***** Provided material *****

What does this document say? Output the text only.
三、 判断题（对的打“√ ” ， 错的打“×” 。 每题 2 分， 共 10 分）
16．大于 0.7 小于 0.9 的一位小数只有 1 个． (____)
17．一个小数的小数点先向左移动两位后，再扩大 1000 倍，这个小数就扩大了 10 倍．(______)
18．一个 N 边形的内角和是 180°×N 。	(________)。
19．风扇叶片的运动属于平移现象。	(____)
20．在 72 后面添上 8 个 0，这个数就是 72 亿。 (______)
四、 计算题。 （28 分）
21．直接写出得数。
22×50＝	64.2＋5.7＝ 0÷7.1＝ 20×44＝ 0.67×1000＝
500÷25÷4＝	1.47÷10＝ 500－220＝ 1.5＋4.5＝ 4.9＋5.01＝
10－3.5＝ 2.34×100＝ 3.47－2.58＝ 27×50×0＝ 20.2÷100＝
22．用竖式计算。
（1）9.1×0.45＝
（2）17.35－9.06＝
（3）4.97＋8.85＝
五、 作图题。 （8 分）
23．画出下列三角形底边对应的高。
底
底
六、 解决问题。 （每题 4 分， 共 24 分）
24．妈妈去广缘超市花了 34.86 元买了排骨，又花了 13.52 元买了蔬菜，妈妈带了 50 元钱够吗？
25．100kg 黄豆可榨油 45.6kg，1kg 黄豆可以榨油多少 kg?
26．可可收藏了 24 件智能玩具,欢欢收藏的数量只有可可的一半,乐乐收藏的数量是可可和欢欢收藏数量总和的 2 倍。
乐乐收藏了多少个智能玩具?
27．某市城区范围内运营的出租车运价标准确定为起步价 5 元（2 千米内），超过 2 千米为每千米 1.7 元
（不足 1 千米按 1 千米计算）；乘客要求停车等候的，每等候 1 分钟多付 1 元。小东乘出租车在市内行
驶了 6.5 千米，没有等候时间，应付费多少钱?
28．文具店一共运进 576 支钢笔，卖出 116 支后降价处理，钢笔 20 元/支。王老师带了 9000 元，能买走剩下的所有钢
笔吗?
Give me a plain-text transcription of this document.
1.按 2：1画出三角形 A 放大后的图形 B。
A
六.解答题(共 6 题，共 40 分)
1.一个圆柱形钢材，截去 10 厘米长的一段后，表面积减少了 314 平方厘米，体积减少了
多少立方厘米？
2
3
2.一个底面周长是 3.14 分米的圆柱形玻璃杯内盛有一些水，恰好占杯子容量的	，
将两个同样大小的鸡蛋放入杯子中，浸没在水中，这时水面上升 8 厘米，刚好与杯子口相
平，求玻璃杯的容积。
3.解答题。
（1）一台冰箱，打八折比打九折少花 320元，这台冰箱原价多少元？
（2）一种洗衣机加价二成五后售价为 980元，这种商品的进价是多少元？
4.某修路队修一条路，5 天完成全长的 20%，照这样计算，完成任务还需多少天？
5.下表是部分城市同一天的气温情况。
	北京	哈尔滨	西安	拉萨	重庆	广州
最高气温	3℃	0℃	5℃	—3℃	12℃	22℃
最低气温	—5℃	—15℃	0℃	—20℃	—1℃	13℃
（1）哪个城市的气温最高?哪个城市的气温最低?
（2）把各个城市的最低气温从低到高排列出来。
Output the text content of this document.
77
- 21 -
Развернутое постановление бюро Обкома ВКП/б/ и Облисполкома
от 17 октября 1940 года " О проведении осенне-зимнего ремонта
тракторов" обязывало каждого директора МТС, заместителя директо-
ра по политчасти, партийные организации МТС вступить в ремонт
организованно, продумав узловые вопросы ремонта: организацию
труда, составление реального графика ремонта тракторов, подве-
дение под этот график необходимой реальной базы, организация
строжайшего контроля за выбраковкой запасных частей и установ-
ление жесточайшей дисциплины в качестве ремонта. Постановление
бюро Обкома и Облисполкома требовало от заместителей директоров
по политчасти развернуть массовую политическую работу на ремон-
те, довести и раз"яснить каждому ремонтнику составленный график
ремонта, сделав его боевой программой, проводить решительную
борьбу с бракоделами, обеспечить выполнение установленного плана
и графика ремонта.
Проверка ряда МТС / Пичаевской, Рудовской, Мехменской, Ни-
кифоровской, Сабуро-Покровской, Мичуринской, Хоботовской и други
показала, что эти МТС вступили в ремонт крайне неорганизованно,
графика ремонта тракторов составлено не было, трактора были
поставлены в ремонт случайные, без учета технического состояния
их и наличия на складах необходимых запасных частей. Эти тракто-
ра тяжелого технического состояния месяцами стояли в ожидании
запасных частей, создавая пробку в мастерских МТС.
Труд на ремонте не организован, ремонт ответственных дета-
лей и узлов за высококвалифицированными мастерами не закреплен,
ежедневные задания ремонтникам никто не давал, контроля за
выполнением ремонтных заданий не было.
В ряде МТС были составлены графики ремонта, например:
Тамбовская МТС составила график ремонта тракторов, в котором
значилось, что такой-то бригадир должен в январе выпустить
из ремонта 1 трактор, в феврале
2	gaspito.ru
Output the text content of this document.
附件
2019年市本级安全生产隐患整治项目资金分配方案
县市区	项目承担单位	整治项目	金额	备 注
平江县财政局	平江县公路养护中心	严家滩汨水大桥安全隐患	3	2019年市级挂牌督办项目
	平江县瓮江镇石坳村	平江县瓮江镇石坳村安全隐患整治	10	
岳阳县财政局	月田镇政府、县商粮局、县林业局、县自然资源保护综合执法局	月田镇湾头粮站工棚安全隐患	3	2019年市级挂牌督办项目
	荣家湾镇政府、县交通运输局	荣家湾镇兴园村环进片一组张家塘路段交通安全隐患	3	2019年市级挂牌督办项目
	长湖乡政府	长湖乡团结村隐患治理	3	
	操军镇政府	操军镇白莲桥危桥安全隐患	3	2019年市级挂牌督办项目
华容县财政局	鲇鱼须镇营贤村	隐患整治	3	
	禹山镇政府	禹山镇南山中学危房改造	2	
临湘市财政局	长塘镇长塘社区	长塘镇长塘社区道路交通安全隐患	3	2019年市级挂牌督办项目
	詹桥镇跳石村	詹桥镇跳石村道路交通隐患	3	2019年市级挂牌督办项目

*****

◆ What you should do: Every line of the material must be returned exactly as it appears.

◆ Exercise result:
What does this document say? Output the text only.
三、 判断题（对的打“√ ” ， 错的打“×” 。 每题 2 分， 共 10 分）
16．大于 0.7 小于 0.9 的一位小数只有 1 个． (____)
17．一个小数的小数点先向左移动两位后，再扩大 1000 倍，这个小数就扩大了 10 倍．(______)
18．一个 N 边形的内角和是 180°×N 。	(________)。
19．风扇叶片的运动属于平移现象。	(____)
20．在 72 后面添上 8 个 0，这个数就是 72 亿。 (______)
四、 计算题。 （28 分）
21．直接写出得数。
22×50＝	64.2＋5.7＝ 0÷7.1＝ 20×44＝ 0.67×1000＝
500÷25÷4＝	1.47÷10＝ 500－220＝ 1.5＋4.5＝ 4.9＋5.01＝
10－3.5＝ 2.34×100＝ 3.47－2.58＝ 27×50×0＝ 20.2÷100＝
22．用竖式计算。
（1）9.1×0.45＝
（2）17.35－9.06＝
（3）4.97＋8.85＝
五、 作图题。 （8 分）
23．画出下列三角形底边对应的高。
底
底
六、 解决问题。 （每题 4 分， 共 24 分）
24．妈妈去广缘超市花了 34.86 元买了排骨，又花了 13.52 元买了蔬菜，妈妈带了 50 元钱够吗？
25．100kg 黄豆可榨油 45.6kg，1kg 黄豆可以榨油多少 kg?
26．可可收藏了 24 件智能玩具,欢欢收藏的数量只有可可的一半,乐乐收藏的数量是可可和欢欢收藏数量总和的 2 倍。
乐乐收藏了多少个智能玩具?
27．某市城区范围内运营的出租车运价标准确定为起步价 5 元（2 千米内），超过 2 千米为每千米 1.7 元
（不足 1 千米按 1 千米计算）；乘客要求停车等候的，每等候 1 分钟多付 1 元。小东乘出租车在市内行
驶了 6.5 千米，没有等候时间，应付费多少钱?
28．文具店一共运进 576 支钢笔，卖出 116 支后降价处理，钢笔 20 元/支。王老师带了 9000 元，能买走剩下的所有钢
笔吗?
Give me a plain-text transcription of this document.
1.按 2：1画出三角形 A 放大后的图形 B。
A
六.解答题(共 6 题，共 40 分)
1.一个圆柱形钢材，截去 10 厘米长的一段后，表面积减少了 314 平方厘米，体积减少了
多少立方厘米？
2
3
2.一个底面周长是 3.14 分米的圆柱形玻璃杯内盛有一些水，恰好占杯子容量的	，
将两个同样大小的鸡蛋放入杯子中，浸没在水中，这时水面上升 8 厘米，刚好与杯子口相
平，求玻璃杯的容积。
3.解答题。
（1）一台冰箱，打八折比打九折少花 320元，这台冰箱原价多少元？
（2）一种洗衣机加价二成五后售价为 980元，这种商品的进价是多少元？
4.某修路队修一条路，5 天完成全长的 20%，照这样计算，完成任务还需多少天？
5.下表是部分城市同一天的气温情况。
	北京	哈尔滨	西安	拉萨	重庆	广州
最高气温	3℃	0℃	5℃	—3℃	12℃	22℃
最低气温	—5℃	—15℃	0℃	—20℃	—1℃	13℃
（1）哪个城市的气温最高?哪个城市的气温最低?
（2）把各个城市的最低气温从低到高排列出来。
Output the text content of this document.
77
- 21 -
Развернутое постановление бюро Обкома ВКП/б/ и Облисполкома
от 17 октября 1940 года " О проведении осенне-зимнего ремонта
тракторов" обязывало каждого директора МТС, заместителя директо-
ра по политчасти, партийные организации МТС вступить в ремонт
организованно, продумав узловые вопросы ремонта: организацию
труда, составление реального графика ремонта тракторов, подве-
дение под этот график необходимой реальной базы, организация
строжайшего контроля за выбраковкой запасных частей и установ-
ление жесточайшей дисциплины в качестве ремонта. Постановление
бюро Обкома и Облисполкома требовало от заместителей директоров
по политчасти развернуть массовую политическую работу на ремон-
те, довести и раз"яснить каждому ремонтнику составленный график
ремонта, сделав его боевой программой, проводить решительную
борьбу с бракоделами, обеспечить выполнение установленного плана
и графика ремонта.
Проверка ряда МТС / Пичаевской, Рудовской, Мехменской, Ни-
кифоровской, Сабуро-Покровской, Мичуринской, Хоботовской и други
показала, что эти МТС вступили в ремонт крайне неорганизованно,
графика ремонта тракторов составлено не было, трактора были
поставлены в ремонт случайные, без учета технического состояния
их и наличия на складах необходимых запасных частей. Эти тракто-
ра тяжелого технического состояния месяцами стояли в ожидании
запасных частей, создавая пробку в мастерских МТС.
Труд на ремонте не организован, ремонт ответственных дета-
лей и узлов за высококвалифицированными мастерами не закреплен,
ежедневные задания ремонтникам никто не давал, контроля за
выполнением ремонтных заданий не было.
В ряде МТС были составлены графики ремонта, например:
Тамбовская МТС составила график ремонта тракторов, в котором
значилось, что такой-то бригадир должен в январе выпустить
из ремонта 1 трактор, в феврале
2	gaspito.ru
Output the text content of this document.
附件
2019年市本级安全生产隐患整治项目资金分配方案
县市区	项目承担单位	整治项目	金额	备 注
平江县财政局	平江县公路养护中心	严家滩汨水大桥安全隐患	3	2019年市级挂牌督办项目
	平江县瓮江镇石坳村	平江县瓮江镇石坳村安全隐患整治	10	
岳阳县财政局	月田镇政府、县商粮局、县林业局、县自然资源保护综合执法局	月田镇湾头粮站工棚安全隐患	3	2019年市级挂牌督办项目
	荣家湾镇政府、县交通运输局	荣家湾镇兴园村环进片一组张家塘路段交通安全隐患	3	2019年市级挂牌督办项目
	长湖乡政府	长湖乡团结村隐患治理	3	
	操军镇政府	操军镇白莲桥危桥安全隐患	3	2019年市级挂牌督办项目
华容县财政局	鲇鱼须镇营贤村	隐患整治	3	
	禹山镇政府	禹山镇南山中学危房改造	2	
临湘市财政局	长塘镇长塘社区	长塘镇长塘社区道路交通安全隐患	3	2019年市级挂牌督办项目
	詹桥镇跳石村	詹桥镇跳石村道路交通隐患	3	2019年市级挂牌督办项目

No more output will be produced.